▶ _YOUR GOAL_: Leave out the pictures and copy every record exactly.

[INFORMATION GIVEN start]

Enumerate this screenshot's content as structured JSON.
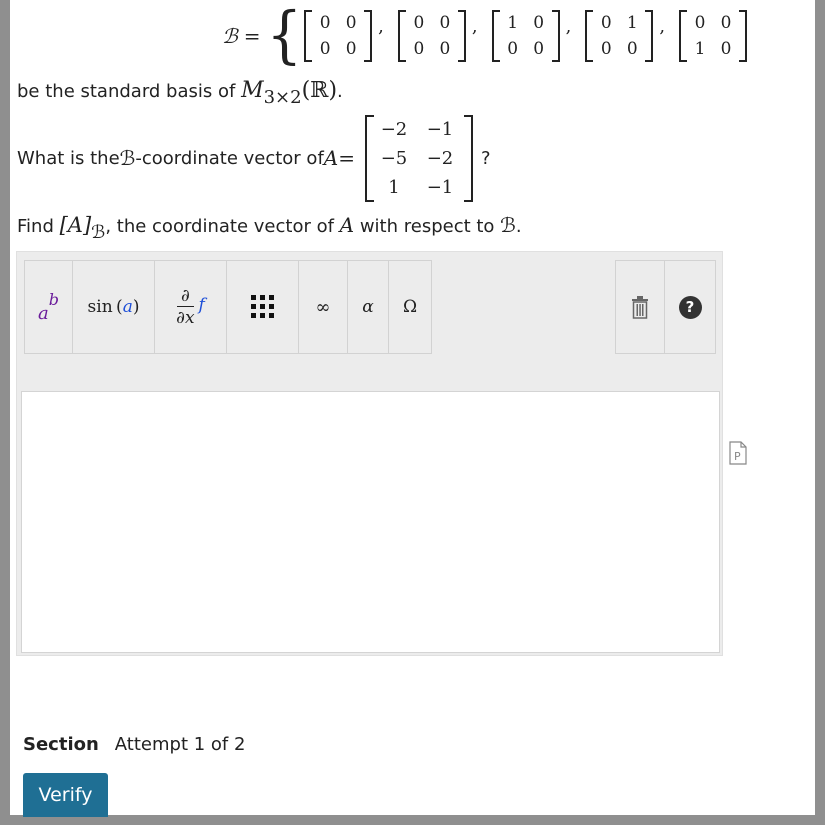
{
  "basis": {
    "symbol": "ℬ",
    "equals": "=",
    "open_brace": "{",
    "matrices": [
      {
        "r1": [
          "0",
          "0"
        ],
        "r2": [
          "0",
          "0"
        ]
      },
      {
        "r1": [
          "0",
          "0"
        ],
        "r2": [
          "0",
          "0"
        ]
      },
      {
        "r1": [
          "1",
          "0"
        ],
        "r2": [
          "0",
          "0"
        ]
      },
      {
        "r1": [
          "0",
          "1"
        ],
        "r2": [
          "0",
          "0"
        ]
      },
      {
        "r1": [
          "0",
          "0"
        ],
        "r2": [
          "1",
          "0"
        ]
      }
    ],
    "separator": ","
  },
  "line1": {
    "text": "be the standard basis of ",
    "space_symbol": "M",
    "space_subscript": "3×2",
    "space_field": "(ℝ)",
    "period": "."
  },
  "question": {
    "prefix": "What is the ",
    "bsym": "ℬ",
    "middle": "-coordinate vector of ",
    "avar": "A",
    "equals": " = ",
    "matrix": [
      [
        "−2",
        "−1"
      ],
      [
        "−5",
        "−2"
      ],
      [
        "1",
        "−1"
      ]
    ],
    "suffix": "?"
  },
  "find": {
    "prefix": "Find ",
    "bracket": "[A]",
    "sub": "ℬ",
    "middle": ", the coordinate vector of ",
    "avar": "A",
    "middle2": " with respect to ",
    "bsym": "ℬ",
    "period": "."
  },
  "toolbar": {
    "power": {
      "base": "a",
      "exp": "b"
    },
    "sin": {
      "fn": "sin",
      "arg": "a"
    },
    "deriv": {
      "num": "∂",
      "den": "∂x",
      "f": "f"
    },
    "infinity": "∞",
    "alpha": "α",
    "omega": "Ω",
    "help": "?"
  },
  "section": {
    "label": "Section",
    "attempt": "Attempt 1 of 2"
  },
  "verify_label": "Verify",
  "colors": {
    "verify_bg": "#1f6f94",
    "exp_purple": "#6a1b9a",
    "func_blue": "#1e4fd8",
    "frame": "#8f8f8f"
  }
}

[INFORMATION GIVEN end]

▶ _RIGHT ANSWER_:
Enumerate this screenshot's content as structured JSON.
{
  "basis": {
    "symbol": "ℬ",
    "equals": "=",
    "open_brace": "{",
    "matrices": [
      {
        "r1": [
          "0",
          "0"
        ],
        "r2": [
          "0",
          "0"
        ]
      },
      {
        "r1": [
          "0",
          "0"
        ],
        "r2": [
          "0",
          "0"
        ]
      },
      {
        "r1": [
          "1",
          "0"
        ],
        "r2": [
          "0",
          "0"
        ]
      },
      {
        "r1": [
          "0",
          "1"
        ],
        "r2": [
          "0",
          "0"
        ]
      },
      {
        "r1": [
          "0",
          "0"
        ],
        "r2": [
          "1",
          "0"
        ]
      }
    ],
    "separator": ","
  },
  "line1": {
    "text": "be the standard basis of ",
    "space_symbol": "M",
    "space_subscript": "3×2",
    "space_field": "(ℝ)",
    "period": "."
  },
  "question": {
    "prefix": "What is the ",
    "bsym": "ℬ",
    "middle": "-coordinate vector of ",
    "avar": "A",
    "equals": " = ",
    "matrix": [
      [
        "−2",
        "−1"
      ],
      [
        "−5",
        "−2"
      ],
      [
        "1",
        "−1"
      ]
    ],
    "suffix": "?"
  },
  "find": {
    "prefix": "Find ",
    "bracket": "[A]",
    "sub": "ℬ",
    "middle": ", the coordinate vector of ",
    "avar": "A",
    "middle2": " with respect to ",
    "bsym": "ℬ",
    "period": "."
  },
  "toolbar": {
    "power": {
      "base": "a",
      "exp": "b"
    },
    "sin": {
      "fn": "sin",
      "arg": "a"
    },
    "deriv": {
      "num": "∂",
      "den": "∂x",
      "f": "f"
    },
    "infinity": "∞",
    "alpha": "α",
    "omega": "Ω",
    "help": "?"
  },
  "section": {
    "label": "Section",
    "attempt": "Attempt 1 of 2"
  },
  "verify_label": "Verify",
  "colors": {
    "verify_bg": "#1f6f94",
    "exp_purple": "#6a1b9a",
    "func_blue": "#1e4fd8",
    "frame": "#8f8f8f"
  }
}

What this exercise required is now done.